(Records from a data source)
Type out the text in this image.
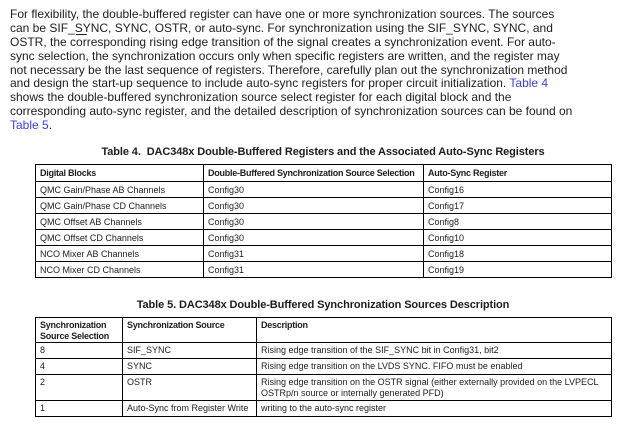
For flexibility, the double-buffered register can have one or more synchronization sources. The sources
can be SIF_SYNC, SYNC, OSTR, or auto-sync. For synchronization using the SIF_SYNC, SYNC, and
OSTR, the $c\overline{or}responding$ rising edge transition of the signal creates a synchronization event. For auto-
sync selection, the synchronization occurs only when specific registers are written, and the register may
not necessary be the last sequence of registers. Therefore, carefully plan out the synchronization method
and design the start-up sequence to include auto-sync registers for proper circuit initialization. Table 4
shows the double-buffered synchronization source select register for each digital block and the
corresponding auto-sync register, and the detailed description of synchronization sources can be found on
Table 5.
Table 4.  DAC348x Double-Buffered Registers and the Associated Auto-Sync Registers
Digital Blocks	Double-Buffered Synchronization Source Selection	Auto-Sync Register
QMC Gain/Phase AB Channels	Config30	Config16
QMC Gain/Phase CD Channels	Config30	Config17
QMC Offset AB Channels	Config30	Config8
QMC Offset CD Channels	Config30	Config10
NCO Mixer AB Channels	Config31	Config18
NCO Mixer CD Channels	Config31	Config19
Table 5. DAC348x Double-Buffered Synchronization Sources Description
Synchronization Source Selection	Synchronization Source	Description
8	SIF_SYNC	Rising edge transition of the SIF_SYNC bit in Config31, bit2
4	SYNC	Rising edge transition on the LVDS SYNC. FIFO must be enabled
2	OSTR	Rising edge transition on the OSTR signal (either externally provided on the LVPECL OSTRp/n source or internally generated PFD)
1	Auto-Sync from Register Write	writing to the auto-sync register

_What you should do:_ Without the pictures, return all the records precisely as they stand.

_The reply:_
Type out the text in this image.
For flexibility, the double-buffered register can have one or more synchronization sources. The sources
can be SIF_SYNC, SYNC, OSTR, or auto-sync. For synchronization using the SIF_SYNC, SYNC, and
OSTR, the $c\overline{or}responding$ rising edge transition of the signal creates a synchronization event. For auto-
sync selection, the synchronization occurs only when specific registers are written, and the register may
not necessary be the last sequence of registers. Therefore, carefully plan out the synchronization method
and design the start-up sequence to include auto-sync registers for proper circuit initialization. Table 4
shows the double-buffered synchronization source select register for each digital block and the
corresponding auto-sync register, and the detailed description of synchronization sources can be found on
Table 5.
Table 4.  DAC348x Double-Buffered Registers and the Associated Auto-Sync Registers
Digital Blocks	Double-Buffered Synchronization Source Selection	Auto-Sync Register
QMC Gain/Phase AB Channels	Config30	Config16
QMC Gain/Phase CD Channels	Config30	Config17
QMC Offset AB Channels	Config30	Config8
QMC Offset CD Channels	Config30	Config10
NCO Mixer AB Channels	Config31	Config18
NCO Mixer CD Channels	Config31	Config19
Table 5. DAC348x Double-Buffered Synchronization Sources Description
Synchronization Source Selection	Synchronization Source	Description
8	SIF_SYNC	Rising edge transition of the SIF_SYNC bit in Config31, bit2
4	SYNC	Rising edge transition on the LVDS SYNC. FIFO must be enabled
2	OSTR	Rising edge transition on the OSTR signal (either externally provided on the LVPECL OSTRp/n source or internally generated PFD)
1	Auto-Sync from Register Write	writing to the auto-sync register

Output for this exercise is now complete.